Given request:
Copy every line of the material below word for word.

Supplied material:
------------------------------

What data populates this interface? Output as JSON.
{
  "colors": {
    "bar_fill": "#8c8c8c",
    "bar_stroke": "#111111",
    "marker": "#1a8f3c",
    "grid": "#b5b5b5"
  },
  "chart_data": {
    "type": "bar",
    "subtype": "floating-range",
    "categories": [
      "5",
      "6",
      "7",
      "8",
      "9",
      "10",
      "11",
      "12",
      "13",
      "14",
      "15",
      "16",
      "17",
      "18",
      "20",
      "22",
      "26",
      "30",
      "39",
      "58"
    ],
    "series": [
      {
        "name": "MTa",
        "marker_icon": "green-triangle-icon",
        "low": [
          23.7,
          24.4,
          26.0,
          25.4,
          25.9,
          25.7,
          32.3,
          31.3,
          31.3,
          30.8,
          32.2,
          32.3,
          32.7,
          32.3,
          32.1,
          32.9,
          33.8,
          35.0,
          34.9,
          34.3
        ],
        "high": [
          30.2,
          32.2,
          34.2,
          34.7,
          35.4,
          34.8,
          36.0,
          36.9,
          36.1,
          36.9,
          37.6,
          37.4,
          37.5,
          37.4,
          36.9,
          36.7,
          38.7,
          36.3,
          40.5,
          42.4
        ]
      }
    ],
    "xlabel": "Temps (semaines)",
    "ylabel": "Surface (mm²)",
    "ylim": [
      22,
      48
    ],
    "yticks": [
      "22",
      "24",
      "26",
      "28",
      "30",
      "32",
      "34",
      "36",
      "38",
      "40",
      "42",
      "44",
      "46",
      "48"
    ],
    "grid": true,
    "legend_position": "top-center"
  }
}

------------------------------

Exercise solution:
What data populates this interface? Output as JSON.
{
  "colors": {
    "bar_fill": "#8c8c8c",
    "bar_stroke": "#111111",
    "marker": "#1a8f3c",
    "grid": "#b5b5b5"
  },
  "chart_data": {
    "type": "bar",
    "subtype": "floating-range",
    "categories": [
      "5",
      "6",
      "7",
      "8",
      "9",
      "10",
      "11",
      "12",
      "13",
      "14",
      "15",
      "16",
      "17",
      "18",
      "20",
      "22",
      "26",
      "30",
      "39",
      "58"
    ],
    "series": [
      {
        "name": "MTa",
        "marker_icon": "green-triangle-icon",
        "low": [
          23.7,
          24.4,
          26.0,
          25.4,
          25.9,
          25.7,
          32.3,
          31.3,
          31.3,
          30.8,
          32.2,
          32.3,
          32.7,
          32.3,
          32.1,
          32.9,
          33.8,
          35.0,
          34.9,
          34.3
        ],
        "high": [
          30.2,
          32.2,
          34.2,
          34.7,
          35.4,
          34.8,
          36.0,
          36.9,
          36.1,
          36.9,
          37.6,
          37.4,
          37.5,
          37.4,
          36.9,
          36.7,
          38.7,
          36.3,
          40.5,
          42.4
        ]
      }
    ],
    "xlabel": "Temps (semaines)",
    "ylabel": "Surface (mm²)",
    "ylim": [
      22,
      48
    ],
    "yticks": [
      "22",
      "24",
      "26",
      "28",
      "30",
      "32",
      "34",
      "36",
      "38",
      "40",
      "42",
      "44",
      "46",
      "48"
    ],
    "grid": true,
    "legend_position": "top-center"
  }
}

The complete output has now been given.